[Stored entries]
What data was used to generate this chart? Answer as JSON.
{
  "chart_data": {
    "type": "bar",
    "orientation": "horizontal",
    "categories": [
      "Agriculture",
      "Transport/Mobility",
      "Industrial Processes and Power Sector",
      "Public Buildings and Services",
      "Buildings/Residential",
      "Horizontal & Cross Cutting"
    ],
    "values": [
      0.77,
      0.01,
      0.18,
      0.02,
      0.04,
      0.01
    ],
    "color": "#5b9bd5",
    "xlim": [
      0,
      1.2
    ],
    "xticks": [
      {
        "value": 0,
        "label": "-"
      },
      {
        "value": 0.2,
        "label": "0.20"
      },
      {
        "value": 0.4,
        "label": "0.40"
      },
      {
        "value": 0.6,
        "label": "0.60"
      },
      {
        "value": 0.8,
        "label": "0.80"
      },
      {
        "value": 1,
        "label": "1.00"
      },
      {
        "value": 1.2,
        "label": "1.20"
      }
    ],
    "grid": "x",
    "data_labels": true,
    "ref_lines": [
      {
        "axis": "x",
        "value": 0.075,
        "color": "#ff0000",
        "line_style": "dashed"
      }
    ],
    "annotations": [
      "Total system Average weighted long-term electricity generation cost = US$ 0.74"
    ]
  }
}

→ **What to produce**:
Copy out the full set of records precisely, leaving nothing out.

→ **Written solution**:
What data was used to generate this chart? Answer as JSON.
{
  "chart_data": {
    "type": "bar",
    "orientation": "horizontal",
    "categories": [
      "Agriculture",
      "Transport/Mobility",
      "Industrial Processes and Power Sector",
      "Public Buildings and Services",
      "Buildings/Residential",
      "Horizontal & Cross Cutting"
    ],
    "values": [
      0.77,
      0.01,
      0.18,
      0.02,
      0.04,
      0.01
    ],
    "color": "#5b9bd5",
    "xlim": [
      0,
      1.2
    ],
    "xticks": [
      {
        "value": 0,
        "label": "-"
      },
      {
        "value": 0.2,
        "label": "0.20"
      },
      {
        "value": 0.4,
        "label": "0.40"
      },
      {
        "value": 0.6,
        "label": "0.60"
      },
      {
        "value": 0.8,
        "label": "0.80"
      },
      {
        "value": 1,
        "label": "1.00"
      },
      {
        "value": 1.2,
        "label": "1.20"
      }
    ],
    "grid": "x",
    "data_labels": true,
    "ref_lines": [
      {
        "axis": "x",
        "value": 0.075,
        "color": "#ff0000",
        "line_style": "dashed"
      }
    ],
    "annotations": [
      "Total system Average weighted long-term electricity generation cost = US$ 0.74"
    ]
  }
}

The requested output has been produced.